- **YOUR INSTRUCTIONS**
Look below. Copy each line that has "name" in it.

- **DATASET ENTRIES**
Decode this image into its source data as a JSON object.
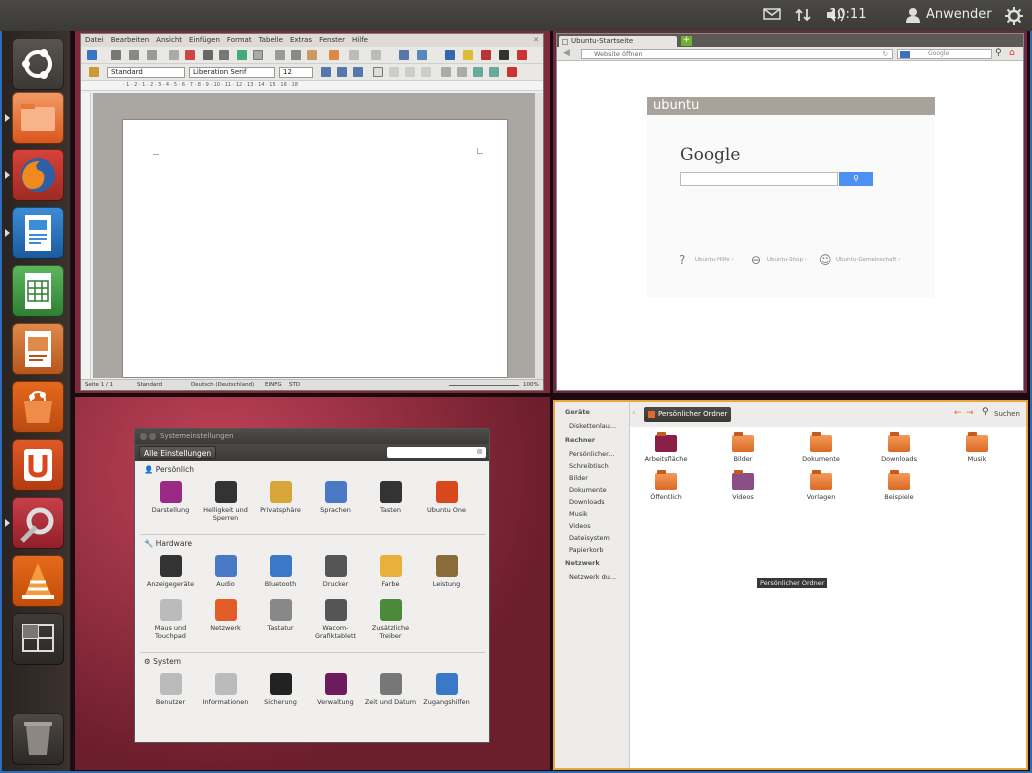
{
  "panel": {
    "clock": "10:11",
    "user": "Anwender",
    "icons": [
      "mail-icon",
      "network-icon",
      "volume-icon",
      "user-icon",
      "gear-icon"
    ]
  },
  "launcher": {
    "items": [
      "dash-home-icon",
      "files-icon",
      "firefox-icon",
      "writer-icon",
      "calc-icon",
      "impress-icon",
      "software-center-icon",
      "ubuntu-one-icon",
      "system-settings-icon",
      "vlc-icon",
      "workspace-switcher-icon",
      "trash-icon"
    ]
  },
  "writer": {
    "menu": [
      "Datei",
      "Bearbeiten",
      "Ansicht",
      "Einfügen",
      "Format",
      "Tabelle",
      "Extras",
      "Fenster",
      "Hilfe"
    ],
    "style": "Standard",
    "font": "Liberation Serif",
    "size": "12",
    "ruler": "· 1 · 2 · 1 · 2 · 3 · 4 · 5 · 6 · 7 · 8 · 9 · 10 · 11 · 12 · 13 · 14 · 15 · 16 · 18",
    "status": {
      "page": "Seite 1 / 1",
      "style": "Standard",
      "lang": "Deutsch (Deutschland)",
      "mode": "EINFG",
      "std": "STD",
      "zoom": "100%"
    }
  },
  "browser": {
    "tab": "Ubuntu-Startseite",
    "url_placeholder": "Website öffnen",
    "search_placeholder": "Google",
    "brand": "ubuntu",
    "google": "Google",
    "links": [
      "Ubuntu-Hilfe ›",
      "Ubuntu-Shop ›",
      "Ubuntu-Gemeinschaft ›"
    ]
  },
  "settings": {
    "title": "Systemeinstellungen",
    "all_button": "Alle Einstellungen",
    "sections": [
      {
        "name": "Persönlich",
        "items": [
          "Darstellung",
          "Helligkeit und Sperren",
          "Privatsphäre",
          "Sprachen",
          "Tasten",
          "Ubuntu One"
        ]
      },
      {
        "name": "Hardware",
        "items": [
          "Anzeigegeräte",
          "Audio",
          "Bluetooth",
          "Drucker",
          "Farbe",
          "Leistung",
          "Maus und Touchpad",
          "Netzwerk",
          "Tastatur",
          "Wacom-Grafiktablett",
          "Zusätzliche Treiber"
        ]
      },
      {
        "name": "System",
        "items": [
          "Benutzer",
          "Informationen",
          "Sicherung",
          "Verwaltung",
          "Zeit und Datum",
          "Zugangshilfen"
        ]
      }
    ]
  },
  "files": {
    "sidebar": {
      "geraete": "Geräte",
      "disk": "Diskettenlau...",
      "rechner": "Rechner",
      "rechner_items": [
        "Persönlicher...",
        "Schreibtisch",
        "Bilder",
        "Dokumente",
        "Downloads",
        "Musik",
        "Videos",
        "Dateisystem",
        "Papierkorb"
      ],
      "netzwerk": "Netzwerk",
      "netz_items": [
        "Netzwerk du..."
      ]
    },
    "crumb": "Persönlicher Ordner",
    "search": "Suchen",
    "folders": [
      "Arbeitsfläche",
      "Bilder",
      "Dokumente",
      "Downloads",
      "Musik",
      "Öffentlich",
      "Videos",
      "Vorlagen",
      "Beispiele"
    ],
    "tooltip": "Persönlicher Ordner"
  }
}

- **RESPONSE**
        "name": "Persönlich",
        "name": "Hardware",
        "name": "System",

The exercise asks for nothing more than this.